— Begin —

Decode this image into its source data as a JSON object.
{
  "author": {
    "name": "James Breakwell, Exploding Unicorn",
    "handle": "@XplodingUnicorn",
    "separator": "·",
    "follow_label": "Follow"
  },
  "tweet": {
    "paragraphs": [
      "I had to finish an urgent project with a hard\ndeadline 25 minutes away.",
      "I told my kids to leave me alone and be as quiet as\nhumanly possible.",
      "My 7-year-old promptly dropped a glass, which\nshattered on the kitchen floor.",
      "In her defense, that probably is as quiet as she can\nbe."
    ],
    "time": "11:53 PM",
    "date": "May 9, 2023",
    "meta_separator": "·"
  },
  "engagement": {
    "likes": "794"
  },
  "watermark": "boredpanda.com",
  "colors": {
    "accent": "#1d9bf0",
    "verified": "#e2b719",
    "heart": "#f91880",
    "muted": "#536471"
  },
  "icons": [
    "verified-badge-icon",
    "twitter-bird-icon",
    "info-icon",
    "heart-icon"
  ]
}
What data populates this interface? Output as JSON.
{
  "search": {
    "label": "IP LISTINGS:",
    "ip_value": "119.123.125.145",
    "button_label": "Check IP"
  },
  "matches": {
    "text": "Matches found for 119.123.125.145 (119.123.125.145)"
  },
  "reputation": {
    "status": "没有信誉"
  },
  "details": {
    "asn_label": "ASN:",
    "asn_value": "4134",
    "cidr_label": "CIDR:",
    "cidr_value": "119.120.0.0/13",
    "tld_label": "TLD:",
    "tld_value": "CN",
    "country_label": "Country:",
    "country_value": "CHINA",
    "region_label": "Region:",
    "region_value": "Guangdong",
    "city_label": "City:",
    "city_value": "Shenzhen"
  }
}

— End —

Written instruction :: Please restate the data word for word, every record included.

Correct response ::
Decode this image into its source data as a JSON object.
{
  "author": {
    "name": "James Breakwell, Exploding Unicorn",
    "handle": "@XplodingUnicorn",
    "separator": "·",
    "follow_label": "Follow"
  },
  "tweet": {
    "paragraphs": [
      "I had to finish an urgent project with a hard\ndeadline 25 minutes away.",
      "I told my kids to leave me alone and be as quiet as\nhumanly possible.",
      "My 7-year-old promptly dropped a glass, which\nshattered on the kitchen floor.",
      "In her defense, that probably is as quiet as she can\nbe."
    ],
    "time": "11:53 PM",
    "date": "May 9, 2023",
    "meta_separator": "·"
  },
  "engagement": {
    "likes": "794"
  },
  "watermark": "boredpanda.com",
  "colors": {
    "accent": "#1d9bf0",
    "verified": "#e2b719",
    "heart": "#f91880",
    "muted": "#536471"
  },
  "icons": [
    "verified-badge-icon",
    "twitter-bird-icon",
    "info-icon",
    "heart-icon"
  ]
}
What data populates this interface? Output as JSON.
{
  "search": {
    "label": "IP LISTINGS:",
    "ip_value": "119.123.125.145",
    "button_label": "Check IP"
  },
  "matches": {
    "text": "Matches found for 119.123.125.145 (119.123.125.145)"
  },
  "reputation": {
    "status": "没有信誉"
  },
  "details": {
    "asn_label": "ASN:",
    "asn_value": "4134",
    "cidr_label": "CIDR:",
    "cidr_value": "119.120.0.0/13",
    "tld_label": "TLD:",
    "tld_value": "CN",
    "country_label": "Country:",
    "country_value": "CHINA",
    "region_label": "Region:",
    "region_value": "Guangdong",
    "city_label": "City:",
    "city_value": "Shenzhen"
  }
}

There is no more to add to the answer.